(Source data)
** start **

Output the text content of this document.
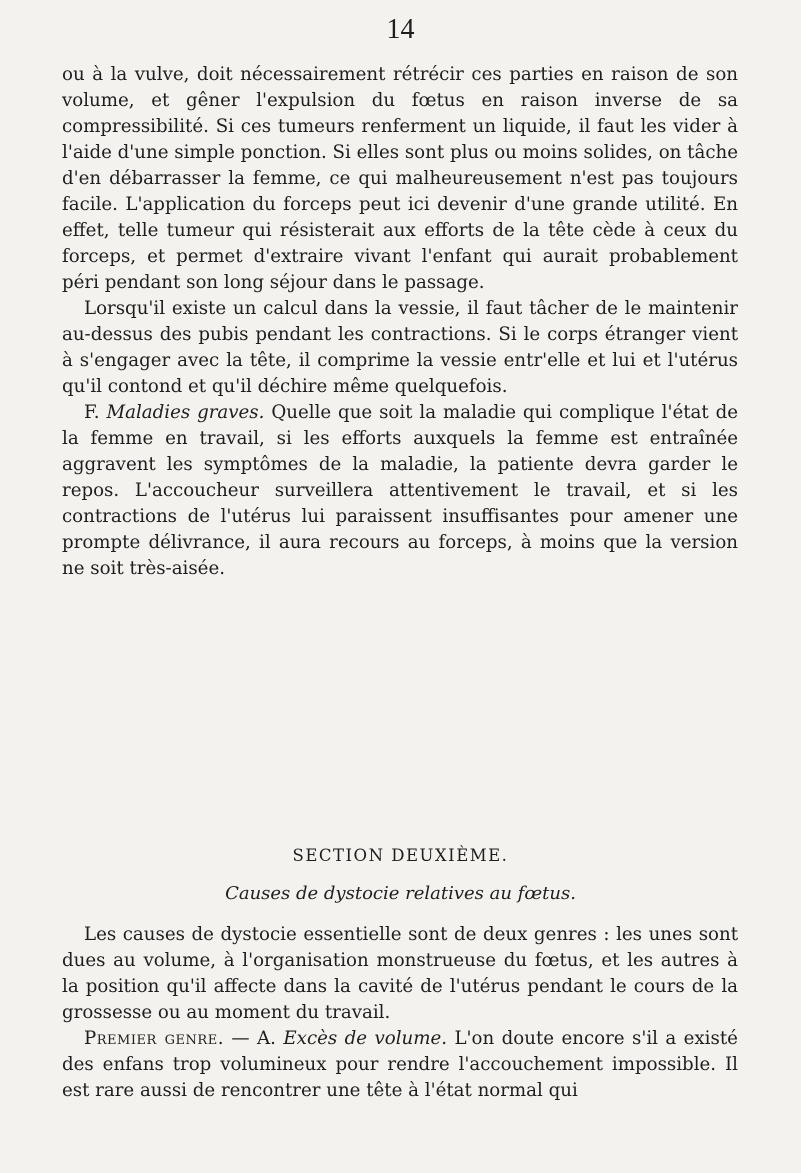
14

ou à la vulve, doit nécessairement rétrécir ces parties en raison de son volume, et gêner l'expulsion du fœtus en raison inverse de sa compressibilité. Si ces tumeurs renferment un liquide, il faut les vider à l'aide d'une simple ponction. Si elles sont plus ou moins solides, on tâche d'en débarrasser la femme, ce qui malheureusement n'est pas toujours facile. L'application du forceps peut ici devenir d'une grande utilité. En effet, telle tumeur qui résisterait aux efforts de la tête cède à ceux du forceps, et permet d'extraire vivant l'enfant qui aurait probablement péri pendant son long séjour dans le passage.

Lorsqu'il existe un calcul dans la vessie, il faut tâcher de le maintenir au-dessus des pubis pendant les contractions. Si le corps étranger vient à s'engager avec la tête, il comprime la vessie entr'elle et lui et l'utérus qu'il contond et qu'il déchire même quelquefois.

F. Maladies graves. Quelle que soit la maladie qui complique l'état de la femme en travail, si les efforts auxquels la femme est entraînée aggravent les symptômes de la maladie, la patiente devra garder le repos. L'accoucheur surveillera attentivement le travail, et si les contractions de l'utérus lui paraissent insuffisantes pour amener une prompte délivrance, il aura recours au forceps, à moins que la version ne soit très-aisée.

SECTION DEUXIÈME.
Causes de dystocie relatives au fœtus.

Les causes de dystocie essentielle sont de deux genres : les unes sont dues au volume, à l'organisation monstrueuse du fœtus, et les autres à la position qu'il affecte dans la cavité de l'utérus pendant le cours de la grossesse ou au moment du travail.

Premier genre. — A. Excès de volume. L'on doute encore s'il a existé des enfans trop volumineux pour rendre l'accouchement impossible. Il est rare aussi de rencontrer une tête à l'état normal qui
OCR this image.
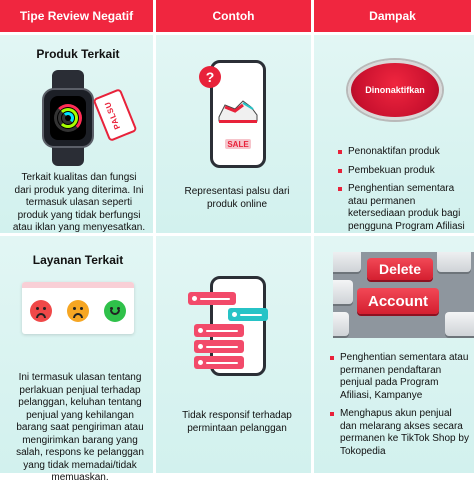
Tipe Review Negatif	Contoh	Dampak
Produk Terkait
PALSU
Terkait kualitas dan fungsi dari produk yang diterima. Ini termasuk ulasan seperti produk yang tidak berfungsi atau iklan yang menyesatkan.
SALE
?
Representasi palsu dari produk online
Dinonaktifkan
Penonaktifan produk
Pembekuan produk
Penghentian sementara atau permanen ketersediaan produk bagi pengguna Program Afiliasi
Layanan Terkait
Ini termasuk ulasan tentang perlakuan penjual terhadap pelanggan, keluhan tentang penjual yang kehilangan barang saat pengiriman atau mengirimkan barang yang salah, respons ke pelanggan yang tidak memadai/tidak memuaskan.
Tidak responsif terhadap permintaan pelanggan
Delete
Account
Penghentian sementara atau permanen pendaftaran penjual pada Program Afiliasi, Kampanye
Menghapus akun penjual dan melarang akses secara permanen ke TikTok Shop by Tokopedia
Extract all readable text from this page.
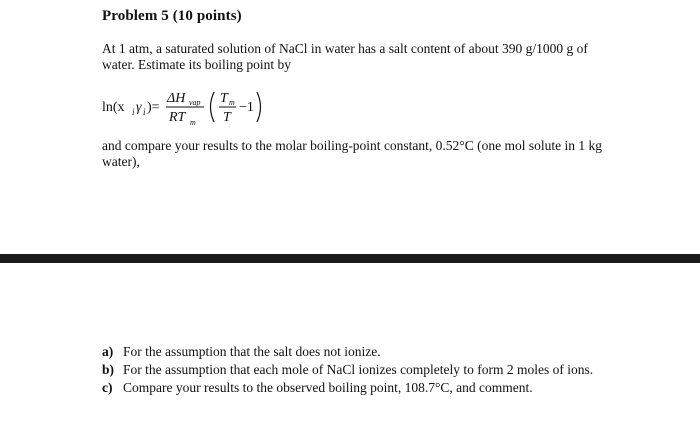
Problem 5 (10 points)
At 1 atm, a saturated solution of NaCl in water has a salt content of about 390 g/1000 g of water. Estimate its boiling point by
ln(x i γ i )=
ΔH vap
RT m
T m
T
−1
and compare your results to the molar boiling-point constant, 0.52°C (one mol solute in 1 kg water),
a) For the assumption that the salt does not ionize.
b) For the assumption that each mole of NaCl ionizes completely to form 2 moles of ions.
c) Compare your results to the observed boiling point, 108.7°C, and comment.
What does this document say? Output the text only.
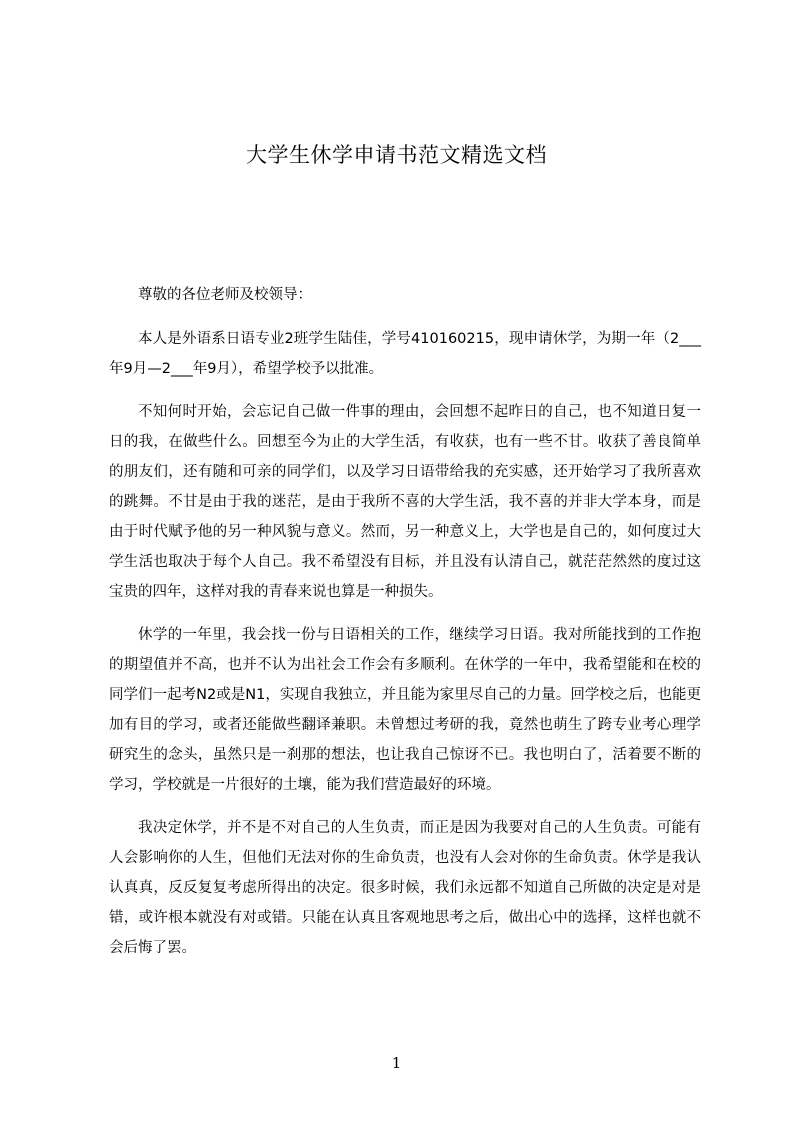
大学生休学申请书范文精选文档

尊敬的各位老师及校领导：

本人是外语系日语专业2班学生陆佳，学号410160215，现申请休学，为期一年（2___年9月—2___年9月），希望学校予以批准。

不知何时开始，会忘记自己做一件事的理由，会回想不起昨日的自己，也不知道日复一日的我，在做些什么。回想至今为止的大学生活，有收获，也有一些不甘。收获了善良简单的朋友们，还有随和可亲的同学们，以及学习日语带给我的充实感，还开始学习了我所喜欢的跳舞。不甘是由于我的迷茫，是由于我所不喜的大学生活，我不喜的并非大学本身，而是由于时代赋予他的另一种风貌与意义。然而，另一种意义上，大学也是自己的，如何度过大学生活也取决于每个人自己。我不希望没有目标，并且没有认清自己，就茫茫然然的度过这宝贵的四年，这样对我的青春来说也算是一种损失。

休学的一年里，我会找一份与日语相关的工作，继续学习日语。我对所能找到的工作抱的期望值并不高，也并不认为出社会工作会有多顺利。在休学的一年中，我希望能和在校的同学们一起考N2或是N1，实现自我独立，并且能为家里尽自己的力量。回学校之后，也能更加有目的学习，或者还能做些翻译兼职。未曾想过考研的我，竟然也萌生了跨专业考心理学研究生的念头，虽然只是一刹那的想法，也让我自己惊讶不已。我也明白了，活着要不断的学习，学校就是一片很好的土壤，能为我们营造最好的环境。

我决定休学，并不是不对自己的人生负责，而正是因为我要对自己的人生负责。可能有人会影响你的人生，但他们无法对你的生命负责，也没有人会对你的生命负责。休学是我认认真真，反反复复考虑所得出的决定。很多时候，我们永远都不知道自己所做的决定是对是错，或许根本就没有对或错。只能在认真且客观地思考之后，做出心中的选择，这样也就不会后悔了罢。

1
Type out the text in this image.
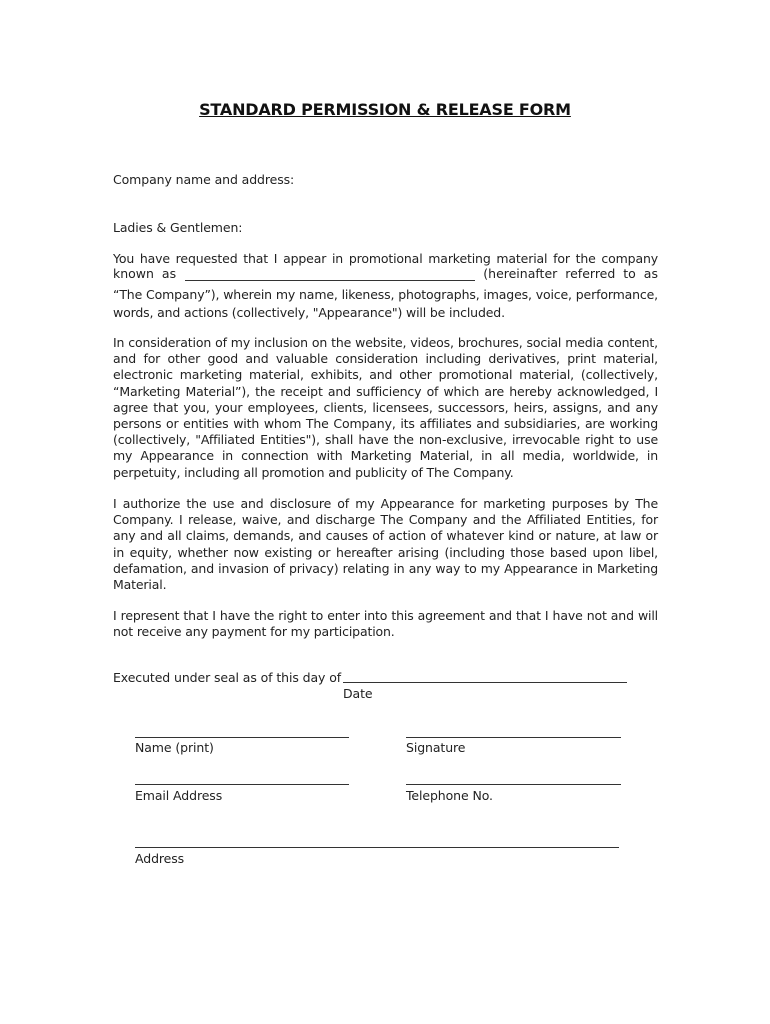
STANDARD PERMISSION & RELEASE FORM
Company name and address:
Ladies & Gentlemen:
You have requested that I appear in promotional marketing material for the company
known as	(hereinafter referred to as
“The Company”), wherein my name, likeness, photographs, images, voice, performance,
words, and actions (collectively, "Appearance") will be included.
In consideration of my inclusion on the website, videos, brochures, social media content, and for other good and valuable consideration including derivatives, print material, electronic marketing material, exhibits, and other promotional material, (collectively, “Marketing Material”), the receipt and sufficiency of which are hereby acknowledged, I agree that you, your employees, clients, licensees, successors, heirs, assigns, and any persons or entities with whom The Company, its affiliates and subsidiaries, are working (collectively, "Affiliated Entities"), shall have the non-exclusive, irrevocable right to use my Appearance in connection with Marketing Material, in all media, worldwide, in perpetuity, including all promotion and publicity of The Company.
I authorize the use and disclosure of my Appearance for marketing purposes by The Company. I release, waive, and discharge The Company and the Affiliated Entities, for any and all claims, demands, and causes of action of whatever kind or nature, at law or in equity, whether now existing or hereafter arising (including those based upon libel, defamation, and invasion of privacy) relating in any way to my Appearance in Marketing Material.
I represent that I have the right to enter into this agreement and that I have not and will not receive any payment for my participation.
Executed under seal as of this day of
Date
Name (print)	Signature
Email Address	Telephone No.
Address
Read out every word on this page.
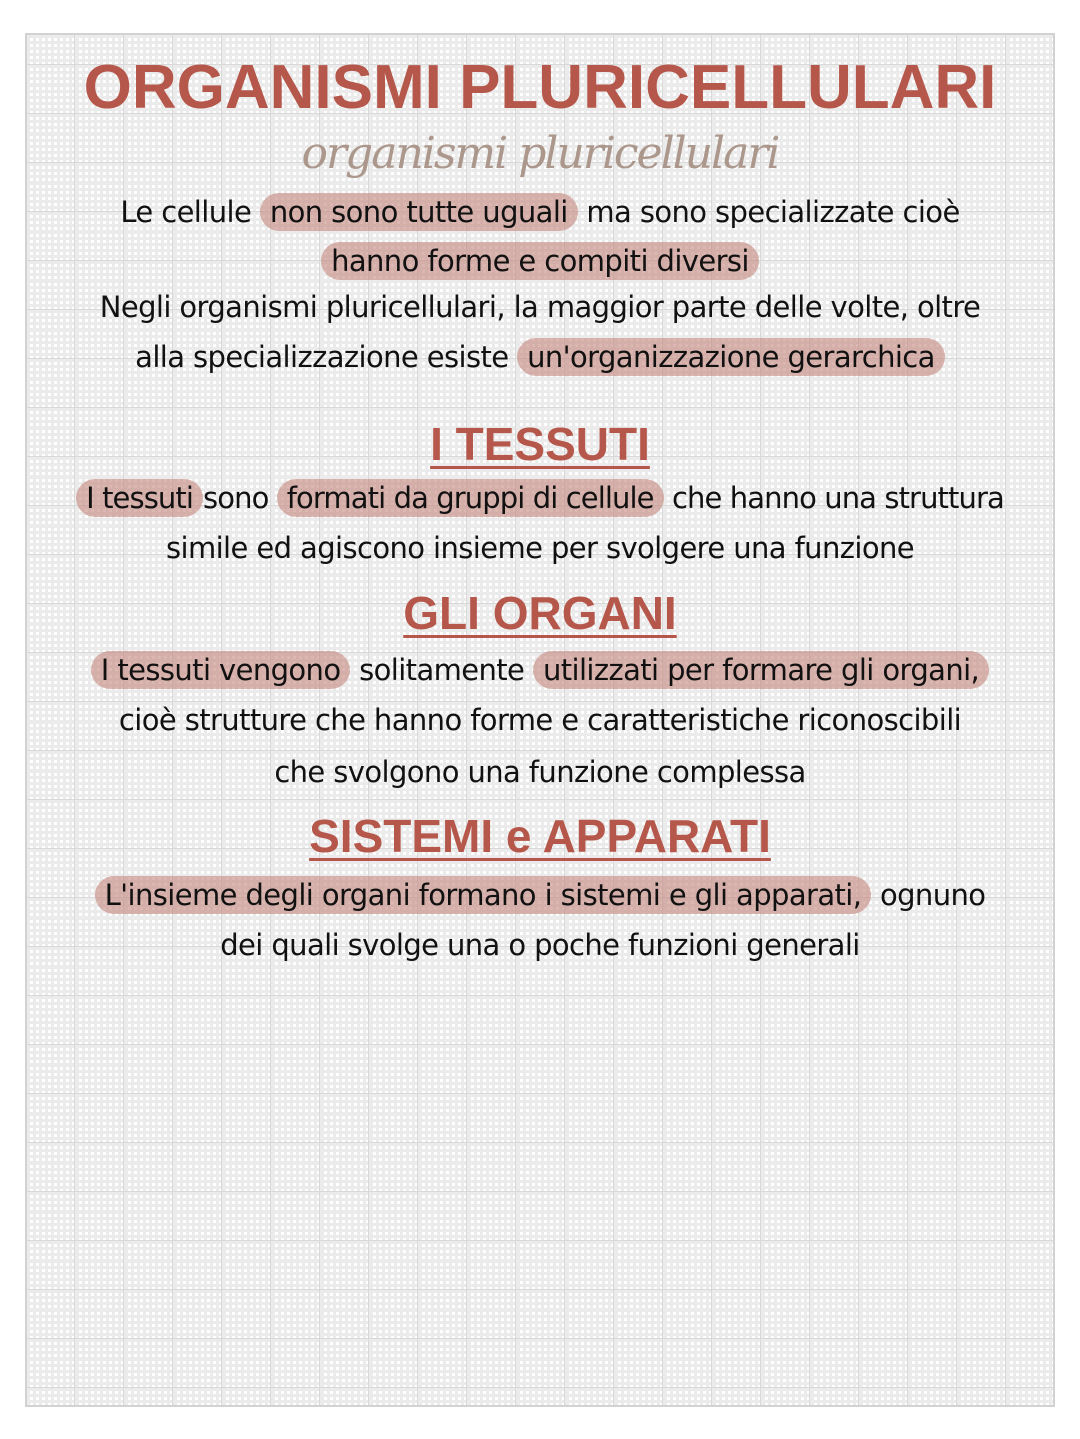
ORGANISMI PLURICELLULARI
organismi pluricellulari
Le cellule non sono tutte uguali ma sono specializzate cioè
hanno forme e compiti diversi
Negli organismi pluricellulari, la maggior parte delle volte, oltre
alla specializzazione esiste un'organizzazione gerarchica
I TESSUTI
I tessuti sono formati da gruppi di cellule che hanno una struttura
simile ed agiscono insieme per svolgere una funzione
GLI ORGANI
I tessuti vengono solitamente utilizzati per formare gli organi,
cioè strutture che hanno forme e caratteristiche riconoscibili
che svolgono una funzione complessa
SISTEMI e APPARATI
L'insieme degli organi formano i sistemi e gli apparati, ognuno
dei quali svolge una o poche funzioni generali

** end **

Extract the full listing exactly, with the pictures left out.

== Complete answer ==
Output the text content of this document.
14

ou à la vulve, doit nécessairement rétrécir ces parties en raison de son volume, et gêner l'expulsion du fœtus en raison inverse de sa compressibilité. Si ces tumeurs renferment un liquide, il faut les vider à l'aide d'une simple ponction. Si elles sont plus ou moins solides, on tâche d'en débarrasser la femme, ce qui malheureusement n'est pas toujours facile. L'application du forceps peut ici devenir d'une grande utilité. En effet, telle tumeur qui résisterait aux efforts de la tête cède à ceux du forceps, et permet d'extraire vivant l'enfant qui aurait probablement péri pendant son long séjour dans le passage.

Lorsqu'il existe un calcul dans la vessie, il faut tâcher de le maintenir au-dessus des pubis pendant les contractions. Si le corps étranger vient à s'engager avec la tête, il comprime la vessie entr'elle et lui et l'utérus qu'il contond et qu'il déchire même quelquefois.

F. Maladies graves. Quelle que soit la maladie qui complique l'état de la femme en travail, si les efforts auxquels la femme est entraînée aggravent les symptômes de la maladie, la patiente devra garder le repos. L'accoucheur surveillera attentivement le travail, et si les contractions de l'utérus lui paraissent insuffisantes pour amener une prompte délivrance, il aura recours au forceps, à moins que la version ne soit très-aisée.

SECTION DEUXIÈME.
Causes de dystocie relatives au fœtus.

Les causes de dystocie essentielle sont de deux genres : les unes sont dues au volume, à l'organisation monstrueuse du fœtus, et les autres à la position qu'il affecte dans la cavité de l'utérus pendant le cours de la grossesse ou au moment du travail.

Premier genre. — A. Excès de volume. L'on doute encore s'il a existé des enfans trop volumineux pour rendre l'accouchement impossible. Il est rare aussi de rencontrer une tête à l'état normal qui
OCR this image.
Tipe Review Negatif	Contoh	Dampak
Produk Terkait
PALSU
Terkait kualitas dan fungsi dari produk yang diterima. Ini termasuk ulasan seperti produk yang tidak berfungsi atau iklan yang menyesatkan.
SALE
?
Representasi palsu dari produk online
Dinonaktifkan
Penonaktifan produk
Pembekuan produk
Penghentian sementara atau permanen ketersediaan produk bagi pengguna Program Afiliasi
Layanan Terkait
Ini termasuk ulasan tentang perlakuan penjual terhadap pelanggan, keluhan tentang penjual yang kehilangan barang saat pengiriman atau mengirimkan barang yang salah, respons ke pelanggan yang tidak memadai/tidak memuaskan.
Tidak responsif terhadap permintaan pelanggan
Delete
Account
Penghentian sementara atau permanen pendaftaran penjual pada Program Afiliasi, Kampanye
Menghapus akun penjual dan melarang akses secara permanen ke TikTok Shop by Tokopedia
Extract all readable text from this page.
Problem 5 (10 points)
At 1 atm, a saturated solution of NaCl in water has a salt content of about 390 g/1000 g of water. Estimate its boiling point by
ln(x i γ i )=
ΔH vap
RT m
T m
T
−1
and compare your results to the molar boiling-point constant, 0.52°C (one mol solute in 1 kg water),
a) For the assumption that the salt does not ionize.
b) For the assumption that each mole of NaCl ionizes completely to form 2 moles of ions.
c) Compare your results to the observed boiling point, 108.7°C, and comment.
What does this document say? Output the text only.
大学生休学申请书范文精选文档

尊敬的各位老师及校领导：

本人是外语系日语专业2班学生陆佳，学号410160215，现申请休学，为期一年（2___年9月—2___年9月），希望学校予以批准。

不知何时开始，会忘记自己做一件事的理由，会回想不起昨日的自己，也不知道日复一日的我，在做些什么。回想至今为止的大学生活，有收获，也有一些不甘。收获了善良简单的朋友们，还有随和可亲的同学们，以及学习日语带给我的充实感，还开始学习了我所喜欢的跳舞。不甘是由于我的迷茫，是由于我所不喜的大学生活，我不喜的并非大学本身，而是由于时代赋予他的另一种风貌与意义。然而，另一种意义上，大学也是自己的，如何度过大学生活也取决于每个人自己。我不希望没有目标，并且没有认清自己，就茫茫然然的度过这宝贵的四年，这样对我的青春来说也算是一种损失。

休学的一年里，我会找一份与日语相关的工作，继续学习日语。我对所能找到的工作抱的期望值并不高，也并不认为出社会工作会有多顺利。在休学的一年中，我希望能和在校的同学们一起考N2或是N1，实现自我独立，并且能为家里尽自己的力量。回学校之后，也能更加有目的学习，或者还能做些翻译兼职。未曾想过考研的我，竟然也萌生了跨专业考心理学研究生的念头，虽然只是一刹那的想法，也让我自己惊讶不已。我也明白了，活着要不断的学习，学校就是一片很好的土壤，能为我们营造最好的环境。

我决定休学，并不是不对自己的人生负责，而正是因为我要对自己的人生负责。可能有人会影响你的人生，但他们无法对你的生命负责，也没有人会对你的生命负责。休学是我认认真真，反反复复考虑所得出的决定。很多时候，我们永远都不知道自己所做的决定是对是错，或许根本就没有对或错。只能在认真且客观地思考之后，做出心中的选择，这样也就不会后悔了罢。

1
Type out the text in this image.
STANDARD PERMISSION & RELEASE FORM
Company name and address:
Ladies & Gentlemen:
You have requested that I appear in promotional marketing material for the company
known as	(hereinafter referred to as
“The Company”), wherein my name, likeness, photographs, images, voice, performance,
words, and actions (collectively, "Appearance") will be included.
In consideration of my inclusion on the website, videos, brochures, social media content, and for other good and valuable consideration including derivatives, print material, electronic marketing material, exhibits, and other promotional material, (collectively, “Marketing Material”), the receipt and sufficiency of which are hereby acknowledged, I agree that you, your employees, clients, licensees, successors, heirs, assigns, and any persons or entities with whom The Company, its affiliates and subsidiaries, are working (collectively, "Affiliated Entities"), shall have the non-exclusive, irrevocable right to use my Appearance in connection with Marketing Material, in all media, worldwide, in perpetuity, including all promotion and publicity of The Company.
I authorize the use and disclosure of my Appearance for marketing purposes by The Company. I release, waive, and discharge The Company and the Affiliated Entities, for any and all claims, demands, and causes of action of whatever kind or nature, at law or in equity, whether now existing or hereafter arising (including those based upon libel, defamation, and invasion of privacy) relating in any way to my Appearance in Marketing Material.
I represent that I have the right to enter into this agreement and that I have not and will not receive any payment for my participation.
Executed under seal as of this day of
Date
Name (print)	Signature
Email Address	Telephone No.
Address
Read out every word on this page.
ORGANISMI PLURICELLULARI
organismi pluricellulari
Le cellule non sono tutte uguali ma sono specializzate cioè
hanno forme e compiti diversi
Negli organismi pluricellulari, la maggior parte delle volte, oltre
alla specializzazione esiste un'organizzazione gerarchica
I TESSUTI
I tessuti sono formati da gruppi di cellule che hanno una struttura
simile ed agiscono insieme per svolgere una funzione
GLI ORGANI
I tessuti vengono solitamente utilizzati per formare gli organi,
cioè strutture che hanno forme e caratteristiche riconoscibili
che svolgono una funzione complessa
SISTEMI e APPARATI
L'insieme degli organi formano i sistemi e gli apparati, ognuno
dei quali svolge una o poche funzioni generali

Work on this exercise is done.